■ Exercise:
Using the listing below, copy every line that mentions "title".

-- Start Data for processing --

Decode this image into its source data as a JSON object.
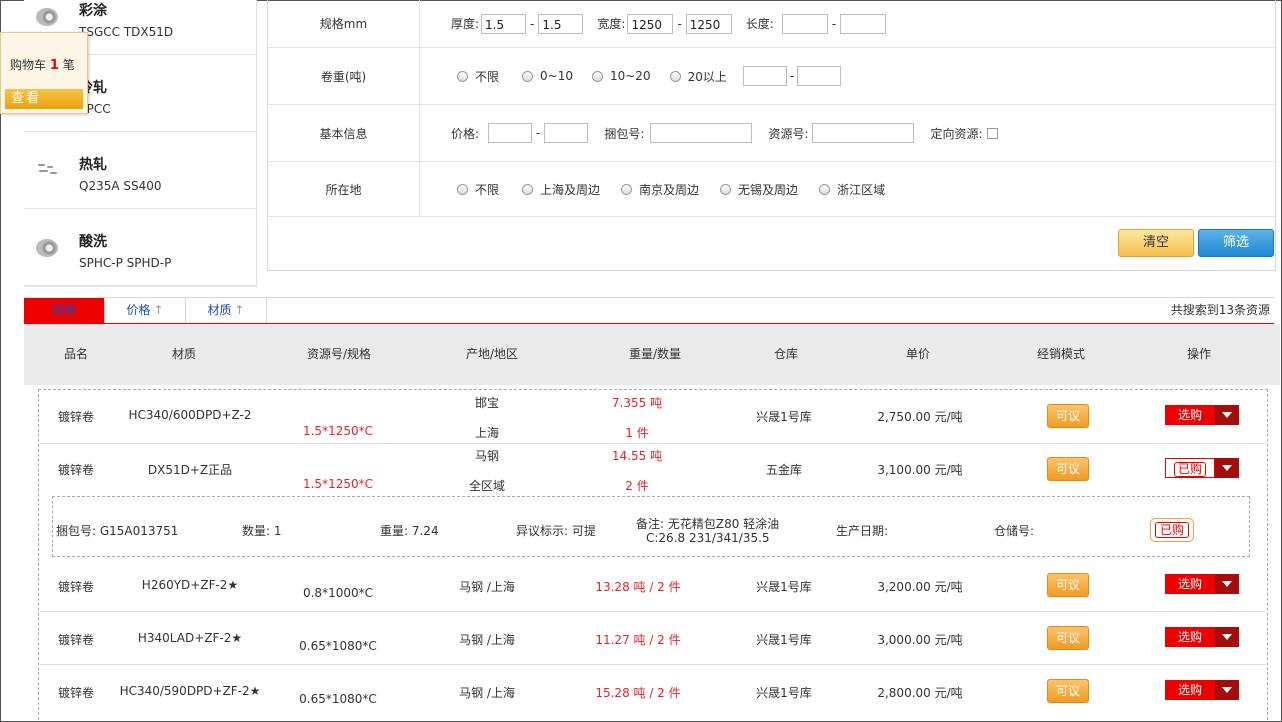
{
  "categories": [
    {
      "name": "彩涂",
      "sub": "TSGCC TDX51D",
      "icon": "coil-icon"
    },
    {
      "name": "冷轧",
      "sub": "SPCC",
      "icon": "coil-icon"
    },
    {
      "name": "热轧",
      "sub": "Q235A SS400",
      "icon": "strip-icon"
    },
    {
      "name": "酸洗",
      "sub": "SPHC-P SPHD-P",
      "icon": "coil-icon"
    }
  ],
  "cart": {
    "label": "购物车",
    "count": "1",
    "unit": "笔",
    "view": "查看"
  },
  "filter": {
    "spec": {
      "label": "规格mm",
      "thickness_label": "厚度:",
      "thickness_min": "1.5",
      "thickness_max": "1.5",
      "width_label": "宽度:",
      "width_min": "1250",
      "width_max": "1250",
      "length_label": "长度:",
      "length_min": "",
      "length_max": ""
    },
    "weight": {
      "label": "卷重(吨)",
      "options": [
        "不限",
        "0~10",
        "10~20",
        "20以上"
      ],
      "min": "",
      "max": ""
    },
    "basic": {
      "label": "基本信息",
      "price_label": "价格:",
      "price_min": "",
      "price_max": "",
      "bundle_label": "捆包号:",
      "bundle": "",
      "resource_label": "资源号:",
      "resource": "",
      "directed_label": "定向资源:"
    },
    "location": {
      "label": "所在地",
      "options": [
        "不限",
        "上海及周边",
        "南京及周边",
        "无锡及周边",
        "浙江区域"
      ]
    },
    "clear_label": "清空",
    "filter_label": "筛选",
    "dash": "-"
  },
  "sort": {
    "tabs": [
      "规格",
      "价格",
      "材质"
    ],
    "arrow": "↑",
    "result": "共搜索到13条资源"
  },
  "table": {
    "headers": [
      "品名",
      "材质",
      "资源号/规格",
      "产地/地区",
      "重量/数量",
      "仓库",
      "单价",
      "经销模式",
      "操作"
    ],
    "rows": [
      {
        "name": "镀锌卷",
        "material": "HC340/600DPD+Z-2",
        "spec": "1.5*1250*C",
        "origin": "邯宝",
        "region": "上海",
        "weight": "7.355 吨",
        "qty": "1 件",
        "warehouse": "兴晟1号库",
        "price": "2,750.00 元/吨",
        "mode": "可议",
        "action": "选购",
        "bought": false
      },
      {
        "name": "镀锌卷",
        "material": "DX51D+Z正品",
        "spec": "1.5*1250*C",
        "origin": "马钢",
        "region": "全区域",
        "weight": "14.55 吨",
        "qty": "2 件",
        "warehouse": "五金库",
        "price": "3,100.00 元/吨",
        "mode": "可议",
        "action": "已购",
        "bought": true
      },
      {
        "name": "镀锌卷",
        "material": "H260YD+ZF-2★",
        "spec": "0.8*1000*C",
        "origin_region": "马钢 /上海",
        "weight_qty": "13.28 吨  / 2 件",
        "warehouse": "兴晟1号库",
        "price": "3,200.00 元/吨",
        "mode": "可议",
        "action": "选购"
      },
      {
        "name": "镀锌卷",
        "material": "H340LAD+ZF-2★",
        "spec": "0.65*1080*C",
        "origin_region": "马钢 /上海",
        "weight_qty": "11.27 吨  / 2 件",
        "warehouse": "兴晟1号库",
        "price": "3,000.00 元/吨",
        "mode": "可议",
        "action": "选购"
      },
      {
        "name": "镀锌卷",
        "material": "HC340/590DPD+ZF-2★",
        "spec": "0.65*1080*C",
        "origin_region": "马钢 /上海",
        "weight_qty": "15.28 吨  / 2 件",
        "warehouse": "兴晟1号库",
        "price": "2,800.00 元/吨",
        "mode": "可议",
        "action": "选购"
      }
    ],
    "detail": {
      "bundle": "捆包号: G15A013751",
      "qty": "数量: 1",
      "weight": "重量: 7.24",
      "objection": "异议标示: 可提",
      "remark1": "备注: 无花精包Z80 轻涂油",
      "remark2": "C:26.8 231/341/35.5",
      "prod_date": "生产日期:",
      "storage": "仓储号:",
      "bought": "已购"
    }
  }
}
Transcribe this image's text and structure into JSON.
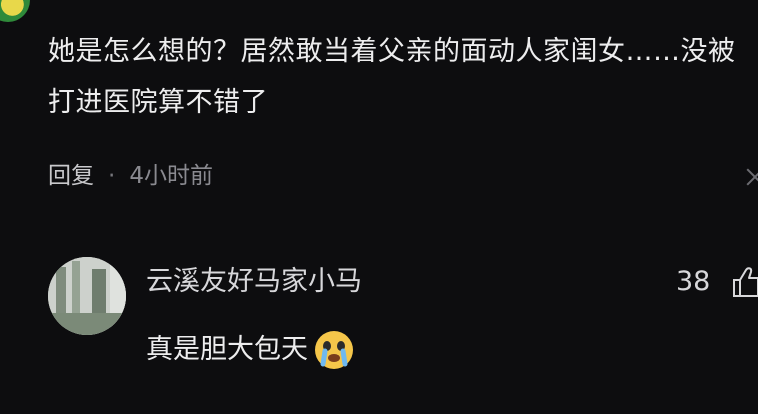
{
  "comment": {
    "text": "她是怎么想的？居然敢当着父亲的面动人家闺女……没被打进医院算不错了",
    "reply_label": "回复",
    "separator": "·",
    "time": "4小时前"
  },
  "reply": {
    "username": "云溪友好马家小马",
    "likes": "38",
    "text": "真是胆大包天"
  },
  "icons": {
    "close": "close-icon",
    "like": "thumbs-up-icon",
    "emoji": "crying-face-emoji"
  },
  "colors": {
    "background": "#0d0d0f",
    "text": "#ededee",
    "muted": "#8a8a90"
  }
}
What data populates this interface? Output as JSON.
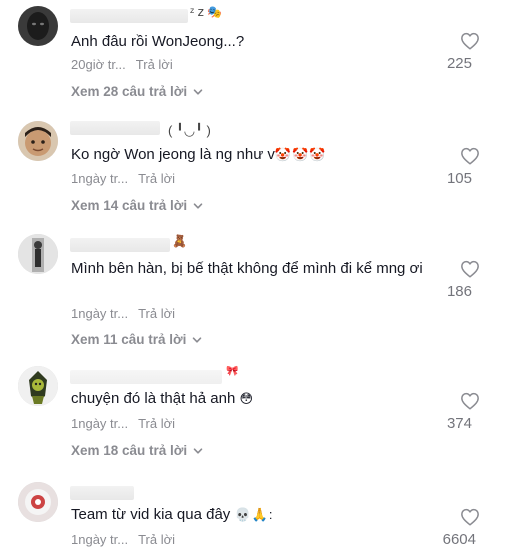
{
  "comments": [
    {
      "name_deco": "ᶻ 𝗓 🎭",
      "text": "Anh đâu rồi WonJeong...?",
      "time": "20giờ tr...",
      "reply": "Trả lời",
      "view_more": "Xem 28 câu trả lời",
      "likes": "225"
    },
    {
      "name_deco": "( ╹◡╹ )",
      "text": "Ko ngờ Won jeong là ng như v",
      "text_emoji": "🤡🤡🤡",
      "time": "1ngày tr...",
      "reply": "Trả lời",
      "view_more": "Xem 14 câu trả lời",
      "likes": "105"
    },
    {
      "name_deco": "🧸",
      "text": "Mình bên hàn, bị bế thật không để mình đi kể mng ơi",
      "time": "1ngày tr...",
      "reply": "Trả lời",
      "view_more": "Xem 11 câu trả lời",
      "likes": "186"
    },
    {
      "name_deco": "🎀",
      "text": "chuyện đó là thật hả anh",
      "text_emoji": "😳",
      "time": "1ngày tr...",
      "reply": "Trả lời",
      "view_more": "Xem 18 câu trả lời",
      "likes": "374"
    },
    {
      "name_deco": "",
      "text": "Team từ vid kia qua đây",
      "text_emoji": "💀🙏:",
      "time": "1ngày tr...",
      "reply": "Trả lời",
      "likes": "6604"
    }
  ],
  "icons": {
    "like": "heart-outline-icon",
    "expand": "chevron-down-icon"
  },
  "colors": {
    "text": "#161823",
    "muted": "#8a8b91",
    "count": "#73747b"
  }
}
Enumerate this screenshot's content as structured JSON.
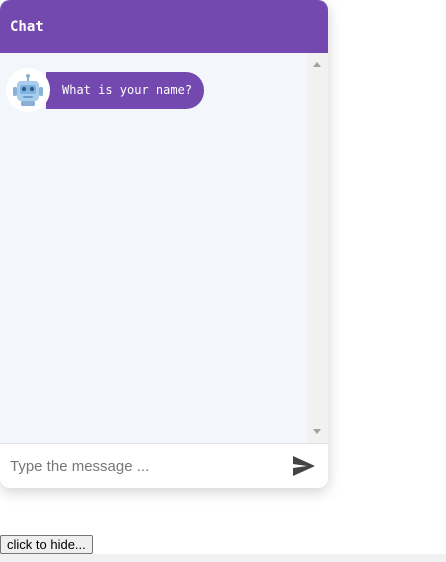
{
  "chat": {
    "title": "Chat",
    "messages": [
      {
        "sender": "bot",
        "avatar_icon": "robot-icon",
        "text": "What is your name?"
      }
    ],
    "input": {
      "placeholder": "Type the message ...",
      "value": ""
    },
    "send_icon": "send-icon"
  },
  "page": {
    "hide_button_label": "click to hide..."
  },
  "colors": {
    "accent": "#7449af",
    "chat_background": "#f3f7fb"
  }
}
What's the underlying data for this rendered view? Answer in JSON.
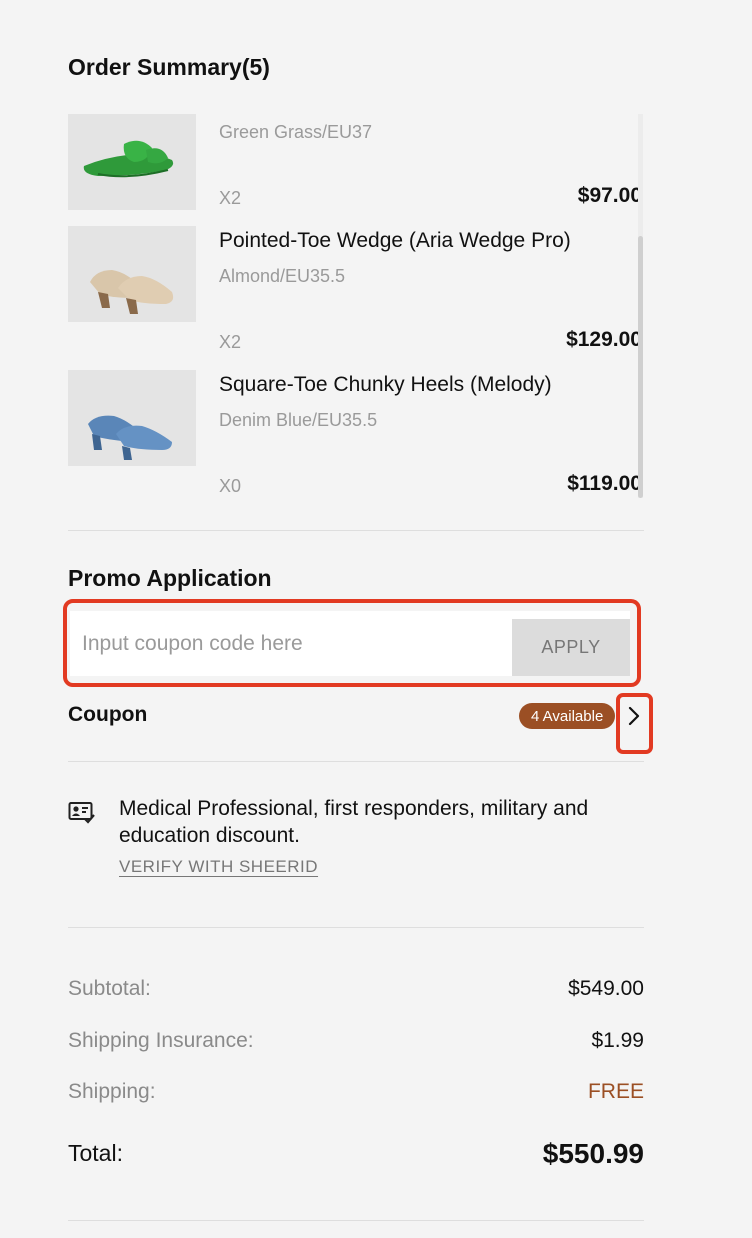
{
  "order_summary": {
    "title": "Order Summary(5)",
    "items": [
      {
        "name": "",
        "variant": "Green Grass/EU37",
        "qty": "X2",
        "price": "$97.00",
        "image": "green-bow-flat-shoe"
      },
      {
        "name": "Pointed-Toe Wedge (Aria Wedge Pro)",
        "variant": "Almond/EU35.5",
        "qty": "X2",
        "price": "$129.00",
        "image": "almond-wedge-shoe"
      },
      {
        "name": "Square-Toe Chunky Heels (Melody)",
        "variant": "Denim Blue/EU35.5",
        "qty": "X0",
        "price": "$119.00",
        "image": "denim-blue-heel-shoe"
      }
    ]
  },
  "promo": {
    "title": "Promo Application",
    "placeholder": "Input coupon code here",
    "input_value": "",
    "apply_label": "APPLY",
    "coupon_label": "Coupon",
    "available_badge": "4 Available",
    "chevron_icon": "chevron-right-icon",
    "highlight_color": "#e23a22",
    "badge_color": "#9b4f24"
  },
  "sheerid": {
    "icon": "id-card-check-icon",
    "text": "Medical Professional, first responders, military and education discount.",
    "link_label": "VERIFY WITH SHEERID"
  },
  "totals": {
    "subtotal_label": "Subtotal:",
    "subtotal_value": "$549.00",
    "insurance_label": "Shipping Insurance:",
    "insurance_value": "$1.99",
    "shipping_label": "Shipping:",
    "shipping_value": "FREE",
    "shipping_value_color": "#9b4f24",
    "total_label": "Total:",
    "total_value": "$550.99"
  }
}
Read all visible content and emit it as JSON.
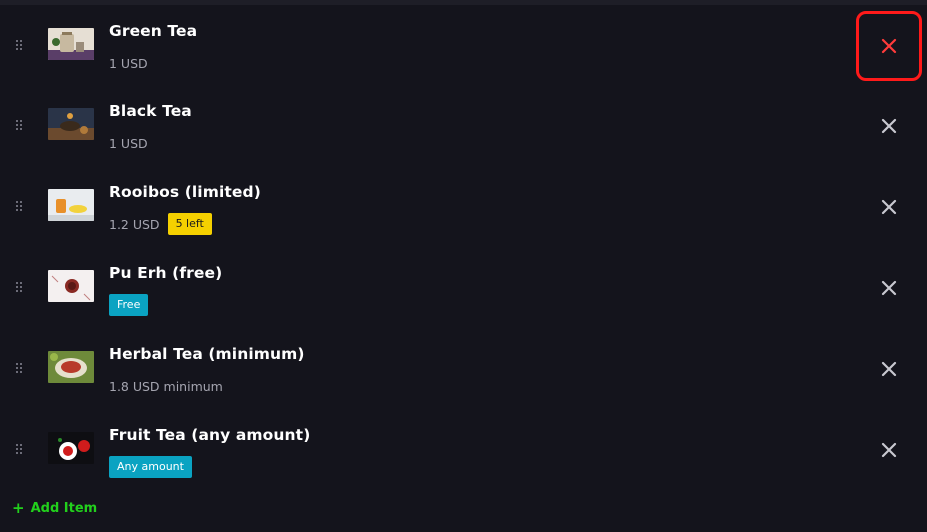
{
  "items": [
    {
      "title": "Green Tea",
      "price": "1 USD",
      "badge": "",
      "icons": {
        "drag": "drag-handle-icon",
        "remove": "close-icon"
      },
      "remove_color": "#ff3b3b"
    },
    {
      "title": "Black Tea",
      "price": "1 USD",
      "badge": "",
      "icons": {
        "drag": "drag-handle-icon",
        "remove": "close-icon"
      },
      "remove_color": "#c8c8d0"
    },
    {
      "title": "Rooibos (limited)",
      "price": "1.2 USD",
      "badge": "5 left",
      "badge_color": "#f5d000",
      "icons": {
        "drag": "drag-handle-icon",
        "remove": "close-icon"
      },
      "remove_color": "#c8c8d0"
    },
    {
      "title": "Pu Erh (free)",
      "price": "",
      "badge": "Free",
      "badge_color": "#0aa3c2",
      "icons": {
        "drag": "drag-handle-icon",
        "remove": "close-icon"
      },
      "remove_color": "#c8c8d0"
    },
    {
      "title": "Herbal Tea (minimum)",
      "price": "1.8 USD minimum",
      "badge": "",
      "icons": {
        "drag": "drag-handle-icon",
        "remove": "close-icon"
      },
      "remove_color": "#c8c8d0"
    },
    {
      "title": "Fruit Tea (any amount)",
      "price": "",
      "badge": "Any amount",
      "badge_color": "#0aa3c2",
      "icons": {
        "drag": "drag-handle-icon",
        "remove": "close-icon"
      },
      "remove_color": "#c8c8d0"
    }
  ],
  "add_item": {
    "label": "Add Item",
    "icon": "plus-icon",
    "color": "#22d01c"
  },
  "highlight": {
    "color": "#ff1a1a",
    "target": "Green Tea remove button"
  },
  "theme": {
    "background": "#14141c",
    "text": "#ffffff",
    "muted": "#a5a5b0"
  }
}
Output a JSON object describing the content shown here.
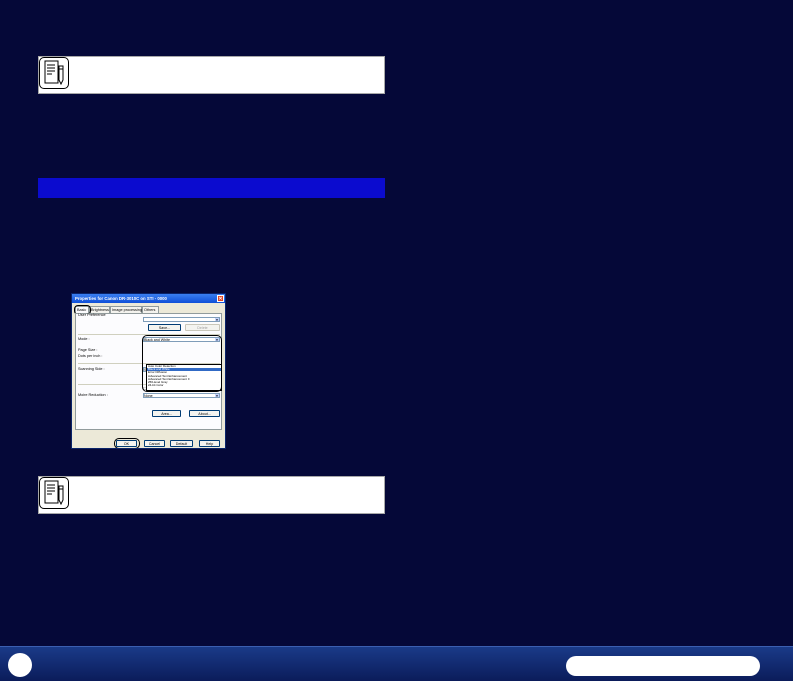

-- End Data for processing --

■ Finished answer:
    "title": "Chat",
    "title": "Order Summary(5)",
    "title": "Promo Application",
      "title": "Green Tea",
      "title": "Black Tea",
      "title": "Rooibos (limited)",
      "title": "Pu Erh (free)",
      "title": "Herbal Tea (minimum)",
      "title": "Fruit Tea (any amount)",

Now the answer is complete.